Data items:
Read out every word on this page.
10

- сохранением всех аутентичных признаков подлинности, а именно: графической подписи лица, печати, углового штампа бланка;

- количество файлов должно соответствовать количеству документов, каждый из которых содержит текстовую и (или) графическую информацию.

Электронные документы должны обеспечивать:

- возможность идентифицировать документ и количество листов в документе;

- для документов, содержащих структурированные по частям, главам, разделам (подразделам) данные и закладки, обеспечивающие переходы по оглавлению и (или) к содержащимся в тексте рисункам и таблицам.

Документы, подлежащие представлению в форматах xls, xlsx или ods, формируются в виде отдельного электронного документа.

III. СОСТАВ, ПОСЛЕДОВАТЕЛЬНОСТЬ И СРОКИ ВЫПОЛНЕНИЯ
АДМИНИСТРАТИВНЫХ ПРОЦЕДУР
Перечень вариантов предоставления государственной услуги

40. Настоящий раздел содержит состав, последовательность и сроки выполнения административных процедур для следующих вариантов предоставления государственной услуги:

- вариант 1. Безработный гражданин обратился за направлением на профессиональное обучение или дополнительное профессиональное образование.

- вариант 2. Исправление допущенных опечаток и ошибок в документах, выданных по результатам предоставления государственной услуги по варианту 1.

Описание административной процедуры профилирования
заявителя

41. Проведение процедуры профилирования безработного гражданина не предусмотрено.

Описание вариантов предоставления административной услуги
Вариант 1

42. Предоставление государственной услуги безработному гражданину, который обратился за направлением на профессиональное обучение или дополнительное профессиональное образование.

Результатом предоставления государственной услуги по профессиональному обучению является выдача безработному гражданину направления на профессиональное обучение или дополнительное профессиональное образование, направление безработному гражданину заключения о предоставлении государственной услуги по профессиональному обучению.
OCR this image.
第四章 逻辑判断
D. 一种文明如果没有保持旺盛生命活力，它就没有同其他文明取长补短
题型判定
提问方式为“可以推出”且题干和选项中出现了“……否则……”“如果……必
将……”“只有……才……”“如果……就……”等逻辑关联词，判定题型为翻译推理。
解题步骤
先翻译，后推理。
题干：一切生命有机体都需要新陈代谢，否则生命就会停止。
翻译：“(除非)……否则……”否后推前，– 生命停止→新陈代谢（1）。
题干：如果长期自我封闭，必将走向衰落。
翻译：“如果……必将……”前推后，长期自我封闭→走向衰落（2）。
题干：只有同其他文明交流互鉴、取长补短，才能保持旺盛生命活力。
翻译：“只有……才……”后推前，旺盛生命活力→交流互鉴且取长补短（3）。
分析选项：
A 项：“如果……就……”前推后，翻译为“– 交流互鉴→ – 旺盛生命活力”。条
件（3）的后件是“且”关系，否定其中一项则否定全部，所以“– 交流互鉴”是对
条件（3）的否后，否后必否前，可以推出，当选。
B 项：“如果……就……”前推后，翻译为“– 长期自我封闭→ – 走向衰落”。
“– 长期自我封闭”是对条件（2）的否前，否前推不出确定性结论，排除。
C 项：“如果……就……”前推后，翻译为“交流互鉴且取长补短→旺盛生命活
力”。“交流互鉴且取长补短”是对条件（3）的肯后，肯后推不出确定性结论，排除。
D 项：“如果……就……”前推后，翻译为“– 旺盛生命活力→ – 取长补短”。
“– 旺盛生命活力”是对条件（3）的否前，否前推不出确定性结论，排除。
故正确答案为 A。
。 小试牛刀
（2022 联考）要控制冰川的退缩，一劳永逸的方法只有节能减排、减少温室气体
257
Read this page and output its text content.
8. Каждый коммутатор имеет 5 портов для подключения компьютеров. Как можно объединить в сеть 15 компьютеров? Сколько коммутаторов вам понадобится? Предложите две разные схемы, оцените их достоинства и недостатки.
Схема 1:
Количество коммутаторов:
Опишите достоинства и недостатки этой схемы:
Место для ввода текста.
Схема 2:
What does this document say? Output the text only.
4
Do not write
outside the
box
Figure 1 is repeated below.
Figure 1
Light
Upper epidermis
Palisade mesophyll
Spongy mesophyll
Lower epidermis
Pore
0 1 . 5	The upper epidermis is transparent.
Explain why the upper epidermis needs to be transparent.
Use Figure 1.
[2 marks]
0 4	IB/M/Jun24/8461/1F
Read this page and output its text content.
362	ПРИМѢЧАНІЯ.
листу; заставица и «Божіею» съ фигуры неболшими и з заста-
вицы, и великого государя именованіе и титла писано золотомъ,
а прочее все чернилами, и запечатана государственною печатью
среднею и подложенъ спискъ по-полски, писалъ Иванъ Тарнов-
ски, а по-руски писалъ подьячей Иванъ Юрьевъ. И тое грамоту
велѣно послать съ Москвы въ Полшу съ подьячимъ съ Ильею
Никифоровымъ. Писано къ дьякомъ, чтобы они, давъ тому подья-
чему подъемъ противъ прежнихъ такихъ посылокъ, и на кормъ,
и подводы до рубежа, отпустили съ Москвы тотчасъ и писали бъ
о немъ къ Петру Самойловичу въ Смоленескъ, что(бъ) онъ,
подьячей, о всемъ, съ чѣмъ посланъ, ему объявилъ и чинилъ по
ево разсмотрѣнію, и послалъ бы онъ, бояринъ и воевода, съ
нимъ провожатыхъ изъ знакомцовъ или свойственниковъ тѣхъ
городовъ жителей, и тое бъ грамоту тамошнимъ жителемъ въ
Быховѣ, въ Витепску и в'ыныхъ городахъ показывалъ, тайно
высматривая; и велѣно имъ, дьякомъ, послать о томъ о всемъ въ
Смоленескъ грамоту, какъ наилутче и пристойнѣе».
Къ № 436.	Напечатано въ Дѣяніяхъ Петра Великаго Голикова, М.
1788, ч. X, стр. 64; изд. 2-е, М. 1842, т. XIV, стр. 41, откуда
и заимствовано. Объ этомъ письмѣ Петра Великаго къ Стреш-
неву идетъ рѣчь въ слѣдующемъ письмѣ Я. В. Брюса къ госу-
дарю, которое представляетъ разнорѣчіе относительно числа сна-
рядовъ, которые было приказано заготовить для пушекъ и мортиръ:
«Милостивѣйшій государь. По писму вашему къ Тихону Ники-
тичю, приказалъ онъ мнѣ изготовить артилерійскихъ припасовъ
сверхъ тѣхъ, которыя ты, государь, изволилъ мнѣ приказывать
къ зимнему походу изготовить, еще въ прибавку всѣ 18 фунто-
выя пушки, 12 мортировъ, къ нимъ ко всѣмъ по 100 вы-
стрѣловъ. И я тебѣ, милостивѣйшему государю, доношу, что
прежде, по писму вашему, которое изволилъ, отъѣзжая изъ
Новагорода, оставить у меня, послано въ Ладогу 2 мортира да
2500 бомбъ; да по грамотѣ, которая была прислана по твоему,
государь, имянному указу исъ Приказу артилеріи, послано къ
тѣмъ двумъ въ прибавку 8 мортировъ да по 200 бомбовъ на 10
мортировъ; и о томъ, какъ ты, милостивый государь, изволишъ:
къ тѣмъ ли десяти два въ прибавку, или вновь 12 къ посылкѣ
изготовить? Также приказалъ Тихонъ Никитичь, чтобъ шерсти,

-- Required task --
Transcribe each entry exactly.

-- Correct result --
Read out every word on this page.
10

- сохранением всех аутентичных признаков подлинности, а именно: графической подписи лица, печати, углового штампа бланка;

- количество файлов должно соответствовать количеству документов, каждый из которых содержит текстовую и (или) графическую информацию.

Электронные документы должны обеспечивать:

- возможность идентифицировать документ и количество листов в документе;

- для документов, содержащих структурированные по частям, главам, разделам (подразделам) данные и закладки, обеспечивающие переходы по оглавлению и (или) к содержащимся в тексте рисункам и таблицам.

Документы, подлежащие представлению в форматах xls, xlsx или ods, формируются в виде отдельного электронного документа.

III. СОСТАВ, ПОСЛЕДОВАТЕЛЬНОСТЬ И СРОКИ ВЫПОЛНЕНИЯ
АДМИНИСТРАТИВНЫХ ПРОЦЕДУР
Перечень вариантов предоставления государственной услуги

40. Настоящий раздел содержит состав, последовательность и сроки выполнения административных процедур для следующих вариантов предоставления государственной услуги:

- вариант 1. Безработный гражданин обратился за направлением на профессиональное обучение или дополнительное профессиональное образование.

- вариант 2. Исправление допущенных опечаток и ошибок в документах, выданных по результатам предоставления государственной услуги по варианту 1.

Описание административной процедуры профилирования
заявителя

41. Проведение процедуры профилирования безработного гражданина не предусмотрено.

Описание вариантов предоставления административной услуги
Вариант 1

42. Предоставление государственной услуги безработному гражданину, который обратился за направлением на профессиональное обучение или дополнительное профессиональное образование.

Результатом предоставления государственной услуги по профессиональному обучению является выдача безработному гражданину направления на профессиональное обучение или дополнительное профессиональное образование, направление безработному гражданину заключения о предоставлении государственной услуги по профессиональному обучению.
OCR this image.
第四章 逻辑判断
D. 一种文明如果没有保持旺盛生命活力，它就没有同其他文明取长补短
题型判定
提问方式为“可以推出”且题干和选项中出现了“……否则……”“如果……必
将……”“只有……才……”“如果……就……”等逻辑关联词，判定题型为翻译推理。
解题步骤
先翻译，后推理。
题干：一切生命有机体都需要新陈代谢，否则生命就会停止。
翻译：“(除非)……否则……”否后推前，– 生命停止→新陈代谢（1）。
题干：如果长期自我封闭，必将走向衰落。
翻译：“如果……必将……”前推后，长期自我封闭→走向衰落（2）。
题干：只有同其他文明交流互鉴、取长补短，才能保持旺盛生命活力。
翻译：“只有……才……”后推前，旺盛生命活力→交流互鉴且取长补短（3）。
分析选项：
A 项：“如果……就……”前推后，翻译为“– 交流互鉴→ – 旺盛生命活力”。条
件（3）的后件是“且”关系，否定其中一项则否定全部，所以“– 交流互鉴”是对
条件（3）的否后，否后必否前，可以推出，当选。
B 项：“如果……就……”前推后，翻译为“– 长期自我封闭→ – 走向衰落”。
“– 长期自我封闭”是对条件（2）的否前，否前推不出确定性结论，排除。
C 项：“如果……就……”前推后，翻译为“交流互鉴且取长补短→旺盛生命活
力”。“交流互鉴且取长补短”是对条件（3）的肯后，肯后推不出确定性结论，排除。
D 项：“如果……就……”前推后，翻译为“– 旺盛生命活力→ – 取长补短”。
“– 旺盛生命活力”是对条件（3）的否前，否前推不出确定性结论，排除。
故正确答案为 A。
。 小试牛刀
（2022 联考）要控制冰川的退缩，一劳永逸的方法只有节能减排、减少温室气体
257
Read this page and output its text content.
8. Каждый коммутатор имеет 5 портов для подключения компьютеров. Как можно объединить в сеть 15 компьютеров? Сколько коммутаторов вам понадобится? Предложите две разные схемы, оцените их достоинства и недостатки.
Схема 1:
Количество коммутаторов:
Опишите достоинства и недостатки этой схемы:
Место для ввода текста.
Схема 2:
What does this document say? Output the text only.
4
Do not write
outside the
box
Figure 1 is repeated below.
Figure 1
Light
Upper epidermis
Palisade mesophyll
Spongy mesophyll
Lower epidermis
Pore
0 1 . 5	The upper epidermis is transparent.
Explain why the upper epidermis needs to be transparent.
Use Figure 1.
[2 marks]
0 4	IB/M/Jun24/8461/1F
Read this page and output its text content.
362	ПРИМѢЧАНІЯ.
листу; заставица и «Божіею» съ фигуры неболшими и з заста-
вицы, и великого государя именованіе и титла писано золотомъ,
а прочее все чернилами, и запечатана государственною печатью
среднею и подложенъ спискъ по-полски, писалъ Иванъ Тарнов-
ски, а по-руски писалъ подьячей Иванъ Юрьевъ. И тое грамоту
велѣно послать съ Москвы въ Полшу съ подьячимъ съ Ильею
Никифоровымъ. Писано къ дьякомъ, чтобы они, давъ тому подья-
чему подъемъ противъ прежнихъ такихъ посылокъ, и на кормъ,
и подводы до рубежа, отпустили съ Москвы тотчасъ и писали бъ
о немъ къ Петру Самойловичу въ Смоленескъ, что(бъ) онъ,
подьячей, о всемъ, съ чѣмъ посланъ, ему объявилъ и чинилъ по
ево разсмотрѣнію, и послалъ бы онъ, бояринъ и воевода, съ
нимъ провожатыхъ изъ знакомцовъ или свойственниковъ тѣхъ
городовъ жителей, и тое бъ грамоту тамошнимъ жителемъ въ
Быховѣ, въ Витепску и в'ыныхъ городахъ показывалъ, тайно
высматривая; и велѣно имъ, дьякомъ, послать о томъ о всемъ въ
Смоленескъ грамоту, какъ наилутче и пристойнѣе».
Къ № 436.	Напечатано въ Дѣяніяхъ Петра Великаго Голикова, М.
1788, ч. X, стр. 64; изд. 2-е, М. 1842, т. XIV, стр. 41, откуда
и заимствовано. Объ этомъ письмѣ Петра Великаго къ Стреш-
неву идетъ рѣчь въ слѣдующемъ письмѣ Я. В. Брюса къ госу-
дарю, которое представляетъ разнорѣчіе относительно числа сна-
рядовъ, которые было приказано заготовить для пушекъ и мортиръ:
«Милостивѣйшій государь. По писму вашему къ Тихону Ники-
тичю, приказалъ онъ мнѣ изготовить артилерійскихъ припасовъ
сверхъ тѣхъ, которыя ты, государь, изволилъ мнѣ приказывать
къ зимнему походу изготовить, еще въ прибавку всѣ 18 фунто-
выя пушки, 12 мортировъ, къ нимъ ко всѣмъ по 100 вы-
стрѣловъ. И я тебѣ, милостивѣйшему государю, доношу, что
прежде, по писму вашему, которое изволилъ, отъѣзжая изъ
Новагорода, оставить у меня, послано въ Ладогу 2 мортира да
2500 бомбъ; да по грамотѣ, которая была прислана по твоему,
государь, имянному указу исъ Приказу артилеріи, послано къ
тѣмъ двумъ въ прибавку 8 мортировъ да по 200 бомбовъ на 10
мортировъ; и о томъ, какъ ты, милостивый государь, изволишъ:
къ тѣмъ ли десяти два въ прибавку, или вновь 12 къ посылкѣ
изготовить? Также приказалъ Тихонъ Никитичь, чтобъ шерсти,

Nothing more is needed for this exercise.